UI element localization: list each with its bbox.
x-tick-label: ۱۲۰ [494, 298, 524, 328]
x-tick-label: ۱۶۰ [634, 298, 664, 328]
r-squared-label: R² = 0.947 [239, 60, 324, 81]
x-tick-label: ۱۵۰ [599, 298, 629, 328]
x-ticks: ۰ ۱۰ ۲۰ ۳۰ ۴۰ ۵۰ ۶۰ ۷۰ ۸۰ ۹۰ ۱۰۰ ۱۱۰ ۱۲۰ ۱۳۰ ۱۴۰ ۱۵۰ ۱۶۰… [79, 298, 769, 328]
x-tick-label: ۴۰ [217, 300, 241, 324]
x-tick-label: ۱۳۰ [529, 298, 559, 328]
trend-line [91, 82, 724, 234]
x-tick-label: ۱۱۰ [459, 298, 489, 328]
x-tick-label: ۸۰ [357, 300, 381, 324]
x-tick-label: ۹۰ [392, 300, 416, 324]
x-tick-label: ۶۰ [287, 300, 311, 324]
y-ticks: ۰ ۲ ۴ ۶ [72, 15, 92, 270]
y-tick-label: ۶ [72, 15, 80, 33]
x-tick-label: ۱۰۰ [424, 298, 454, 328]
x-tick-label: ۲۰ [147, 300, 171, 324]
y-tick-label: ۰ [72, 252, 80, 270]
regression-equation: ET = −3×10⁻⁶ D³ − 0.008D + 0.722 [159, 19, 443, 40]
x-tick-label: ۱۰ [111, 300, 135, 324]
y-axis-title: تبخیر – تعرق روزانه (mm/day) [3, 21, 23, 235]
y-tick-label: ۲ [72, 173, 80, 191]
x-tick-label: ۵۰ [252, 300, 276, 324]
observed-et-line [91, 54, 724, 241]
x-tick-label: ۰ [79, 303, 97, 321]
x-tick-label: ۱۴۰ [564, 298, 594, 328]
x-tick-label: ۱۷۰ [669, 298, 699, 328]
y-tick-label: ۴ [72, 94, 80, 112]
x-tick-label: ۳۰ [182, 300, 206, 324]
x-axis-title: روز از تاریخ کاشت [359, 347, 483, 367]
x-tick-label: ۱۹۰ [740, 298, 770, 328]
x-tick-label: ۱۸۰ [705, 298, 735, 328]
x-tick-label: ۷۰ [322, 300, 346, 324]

> _Prompt_
Please give these records again with "trend-line" swapped for "fitted-curve" wherever it appears, leaving everything else unchanged.

> _Result_
UI element localization: list each with its bbox.
x-tick-label: ۱۲۰ [494, 298, 524, 328]
x-tick-label: ۱۶۰ [634, 298, 664, 328]
r-squared-label: R² = 0.947 [239, 60, 324, 81]
x-tick-label: ۱۵۰ [599, 298, 629, 328]
x-ticks: ۰ ۱۰ ۲۰ ۳۰ ۴۰ ۵۰ ۶۰ ۷۰ ۸۰ ۹۰ ۱۰۰ ۱۱۰ ۱۲۰ ۱۳۰ ۱۴۰ ۱۵۰ ۱۶۰… [79, 298, 769, 328]
x-tick-label: ۴۰ [217, 300, 241, 324]
x-tick-label: ۱۳۰ [529, 298, 559, 328]
fitted-curve [91, 82, 724, 234]
x-tick-label: ۱۱۰ [459, 298, 489, 328]
x-tick-label: ۸۰ [357, 300, 381, 324]
x-tick-label: ۹۰ [392, 300, 416, 324]
x-tick-label: ۶۰ [287, 300, 311, 324]
y-ticks: ۰ ۲ ۴ ۶ [72, 15, 92, 270]
y-tick-label: ۶ [72, 15, 80, 33]
x-tick-label: ۱۰۰ [424, 298, 454, 328]
x-tick-label: ۲۰ [147, 300, 171, 324]
y-tick-label: ۰ [72, 252, 80, 270]
regression-equation: ET = −3×10⁻⁶ D³ − 0.008D + 0.722 [159, 19, 443, 40]
x-tick-label: ۱۰ [111, 300, 135, 324]
y-axis-title: تبخیر – تعرق روزانه (mm/day) [3, 21, 23, 235]
y-tick-label: ۲ [72, 173, 80, 191]
x-tick-label: ۵۰ [252, 300, 276, 324]
observed-et-line [91, 54, 724, 241]
x-tick-label: ۰ [79, 303, 97, 321]
x-tick-label: ۱۴۰ [564, 298, 594, 328]
x-tick-label: ۱۷۰ [669, 298, 699, 328]
y-tick-label: ۴ [72, 94, 80, 112]
x-tick-label: ۳۰ [182, 300, 206, 324]
x-axis-title: روز از تاریخ کاشت [359, 347, 483, 367]
x-tick-label: ۱۹۰ [740, 298, 770, 328]
x-tick-label: ۱۸۰ [705, 298, 735, 328]
x-tick-label: ۷۰ [322, 300, 346, 324]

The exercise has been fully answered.